Objective: Please transcribe the data below exactly. Leave the pictures out.

Stored data:
::::
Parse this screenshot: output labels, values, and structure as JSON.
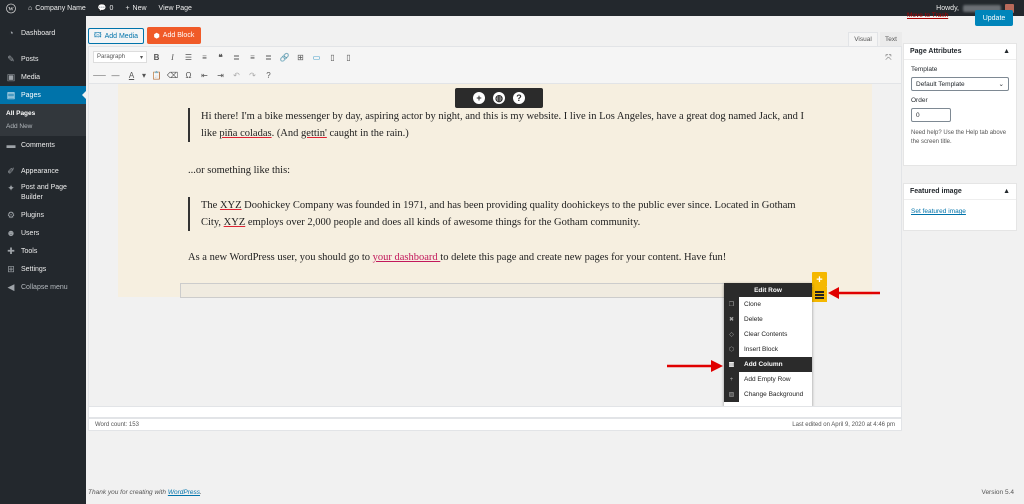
{
  "admin_bar": {
    "site_name": "Company Name",
    "comments_count": "0",
    "new_label": "New",
    "view_page_label": "View Page",
    "howdy_label": "Howdy,"
  },
  "sidebar": {
    "items": [
      {
        "label": "Dashboard",
        "icon": "dashboard-icon"
      },
      {
        "label": "Posts",
        "icon": "pin-icon"
      },
      {
        "label": "Media",
        "icon": "media-icon"
      },
      {
        "label": "Pages",
        "icon": "pages-icon"
      },
      {
        "label": "Comments",
        "icon": "comment-icon"
      },
      {
        "label": "Appearance",
        "icon": "brush-icon"
      },
      {
        "label": "Post and Page Builder",
        "icon": "builder-icon"
      },
      {
        "label": "Plugins",
        "icon": "plugin-icon"
      },
      {
        "label": "Users",
        "icon": "users-icon"
      },
      {
        "label": "Tools",
        "icon": "wrench-icon"
      },
      {
        "label": "Settings",
        "icon": "settings-icon"
      },
      {
        "label": "Collapse menu",
        "icon": "collapse-icon"
      }
    ],
    "submenu": [
      "All Pages",
      "Add New"
    ]
  },
  "editor": {
    "add_media": "Add Media",
    "add_block": "Add Block",
    "tab_visual": "Visual",
    "tab_text": "Text",
    "format_select": "Paragraph"
  },
  "content": {
    "quote1_a": "Hi there! I'm a bike messenger by day, aspiring actor by night, and this is my website. I live in Los Angeles, have a great dog named Jack, and I like ",
    "quote1_pina": "piña coladas",
    "quote1_b": ". (And ",
    "quote1_gettin": "gettin'",
    "quote1_c": " caught in the rain.)",
    "or_something": "...or something like this:",
    "quote2_a": "The ",
    "quote2_xyz": "XYZ",
    "quote2_b": " Doohickey Company was founded in 1971, and has been providing quality doohickeys to the public ever since. Located in Gotham City, ",
    "quote2_c": " employs over 2,000 people and does all kinds of awesome things for the Gotham community.",
    "final_a": "As a new WordPress user, you should go to ",
    "final_link": " your dashboard ",
    "final_b": " to delete this page and create new pages for your content. Have fun!"
  },
  "edit_row_menu": {
    "title": "Edit Row",
    "items": [
      "Clone",
      "Delete",
      "Clear Contents",
      "Insert Block",
      "Add Column",
      "Add Empty Row",
      "Change Background"
    ]
  },
  "status": {
    "word_count": "Word count: 153",
    "last_edited": "Last edited on April 9, 2020 at 4:46 pm"
  },
  "right_panel": {
    "move_to_trash": "Move to Trash",
    "update": "Update",
    "page_attributes_title": "Page Attributes",
    "template_label": "Template",
    "template_value": "Default Template",
    "order_label": "Order",
    "order_value": "0",
    "help_text": "Need help? Use the Help tab above the screen title.",
    "featured_image_title": "Featured image",
    "set_featured_image": "Set featured image"
  },
  "footer": {
    "thanks_prefix": "Thank you for creating with ",
    "wordpress": "WordPress",
    "thanks_suffix": ".",
    "version": "Version 5.4"
  },
  "colors": {
    "accent": "#0073aa",
    "add_block": "#f05a28",
    "highlight_yellow": "#f5b800",
    "arrow_red": "#e00000"
  }
}
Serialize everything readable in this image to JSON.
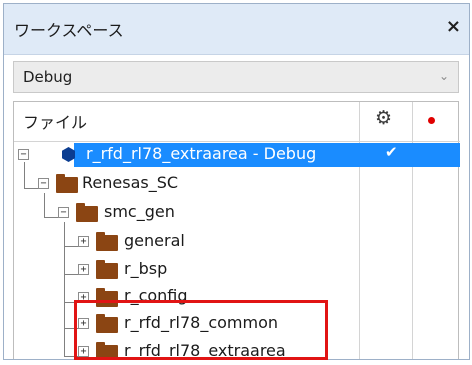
{
  "window": {
    "title": "ワークスペース",
    "close_label": "×"
  },
  "config_select": {
    "value": "Debug"
  },
  "tree": {
    "header_label": "ファイル",
    "columns": [
      {
        "icon": "gear-icon",
        "glyph": "⚙"
      },
      {
        "icon": "red-dot-icon"
      }
    ],
    "project": {
      "name": "r_rfd_rl78_extraarea - Debug",
      "check": "✔",
      "selected": true
    },
    "nodes": [
      {
        "name": "Renesas_SC",
        "expander": "−"
      },
      {
        "name": "smc_gen",
        "expander": "−"
      },
      {
        "name": "general",
        "expander": "+"
      },
      {
        "name": "r_bsp",
        "expander": "+"
      },
      {
        "name": "r_config",
        "expander": "+"
      },
      {
        "name": "r_rfd_rl78_common",
        "expander": "+"
      },
      {
        "name": "r_rfd_rl78_extraarea",
        "expander": "+"
      }
    ],
    "root_expander": "−"
  },
  "colors": {
    "selection": "#1a8cff",
    "folder": "#8b4513",
    "highlight_border": "#e11414",
    "project_icon": "#0b3d91"
  }
}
::::
Problem solution:
Parse this screenshot: output labels, values, and structure as JSON.
{
  "admin_bar": {
    "site_name": "Company Name",
    "comments_count": "0",
    "new_label": "New",
    "view_page_label": "View Page",
    "howdy_label": "Howdy,"
  },
  "sidebar": {
    "items": [
      {
        "label": "Dashboard",
        "icon": "dashboard-icon"
      },
      {
        "label": "Posts",
        "icon": "pin-icon"
      },
      {
        "label": "Media",
        "icon": "media-icon"
      },
      {
        "label": "Pages",
        "icon": "pages-icon"
      },
      {
        "label": "Comments",
        "icon": "comment-icon"
      },
      {
        "label": "Appearance",
        "icon": "brush-icon"
      },
      {
        "label": "Post and Page Builder",
        "icon": "builder-icon"
      },
      {
        "label": "Plugins",
        "icon": "plugin-icon"
      },
      {
        "label": "Users",
        "icon": "users-icon"
      },
      {
        "label": "Tools",
        "icon": "wrench-icon"
      },
      {
        "label": "Settings",
        "icon": "settings-icon"
      },
      {
        "label": "Collapse menu",
        "icon": "collapse-icon"
      }
    ],
    "submenu": [
      "All Pages",
      "Add New"
    ]
  },
  "editor": {
    "add_media": "Add Media",
    "add_block": "Add Block",
    "tab_visual": "Visual",
    "tab_text": "Text",
    "format_select": "Paragraph"
  },
  "content": {
    "quote1_a": "Hi there! I'm a bike messenger by day, aspiring actor by night, and this is my website. I live in Los Angeles, have a great dog named Jack, and I like ",
    "quote1_pina": "piña coladas",
    "quote1_b": ". (And ",
    "quote1_gettin": "gettin'",
    "quote1_c": " caught in the rain.)",
    "or_something": "...or something like this:",
    "quote2_a": "The ",
    "quote2_xyz": "XYZ",
    "quote2_b": " Doohickey Company was founded in 1971, and has been providing quality doohickeys to the public ever since. Located in Gotham City, ",
    "quote2_c": " employs over 2,000 people and does all kinds of awesome things for the Gotham community.",
    "final_a": "As a new WordPress user, you should go to ",
    "final_link": " your dashboard ",
    "final_b": " to delete this page and create new pages for your content. Have fun!"
  },
  "edit_row_menu": {
    "title": "Edit Row",
    "items": [
      "Clone",
      "Delete",
      "Clear Contents",
      "Insert Block",
      "Add Column",
      "Add Empty Row",
      "Change Background"
    ]
  },
  "status": {
    "word_count": "Word count: 153",
    "last_edited": "Last edited on April 9, 2020 at 4:46 pm"
  },
  "right_panel": {
    "move_to_trash": "Move to Trash",
    "update": "Update",
    "page_attributes_title": "Page Attributes",
    "template_label": "Template",
    "template_value": "Default Template",
    "order_label": "Order",
    "order_value": "0",
    "help_text": "Need help? Use the Help tab above the screen title.",
    "featured_image_title": "Featured image",
    "set_featured_image": "Set featured image"
  },
  "footer": {
    "thanks_prefix": "Thank you for creating with ",
    "wordpress": "WordPress",
    "thanks_suffix": ".",
    "version": "Version 5.4"
  },
  "colors": {
    "accent": "#0073aa",
    "add_block": "#f05a28",
    "highlight_yellow": "#f5b800",
    "arrow_red": "#e00000"
  }
}
Serialize everything readable in this image to JSON.
{
  "window": {
    "title": "ワークスペース",
    "close_label": "×"
  },
  "config_select": {
    "value": "Debug"
  },
  "tree": {
    "header_label": "ファイル",
    "columns": [
      {
        "icon": "gear-icon",
        "glyph": "⚙"
      },
      {
        "icon": "red-dot-icon"
      }
    ],
    "project": {
      "name": "r_rfd_rl78_extraarea - Debug",
      "check": "✔",
      "selected": true
    },
    "nodes": [
      {
        "name": "Renesas_SC",
        "expander": "−"
      },
      {
        "name": "smc_gen",
        "expander": "−"
      },
      {
        "name": "general",
        "expander": "+"
      },
      {
        "name": "r_bsp",
        "expander": "+"
      },
      {
        "name": "r_config",
        "expander": "+"
      },
      {
        "name": "r_rfd_rl78_common",
        "expander": "+"
      },
      {
        "name": "r_rfd_rl78_extraarea",
        "expander": "+"
      }
    ],
    "root_expander": "−"
  },
  "colors": {
    "selection": "#1a8cff",
    "folder": "#8b4513",
    "highlight_border": "#e11414",
    "project_icon": "#0b3d91"
  }
}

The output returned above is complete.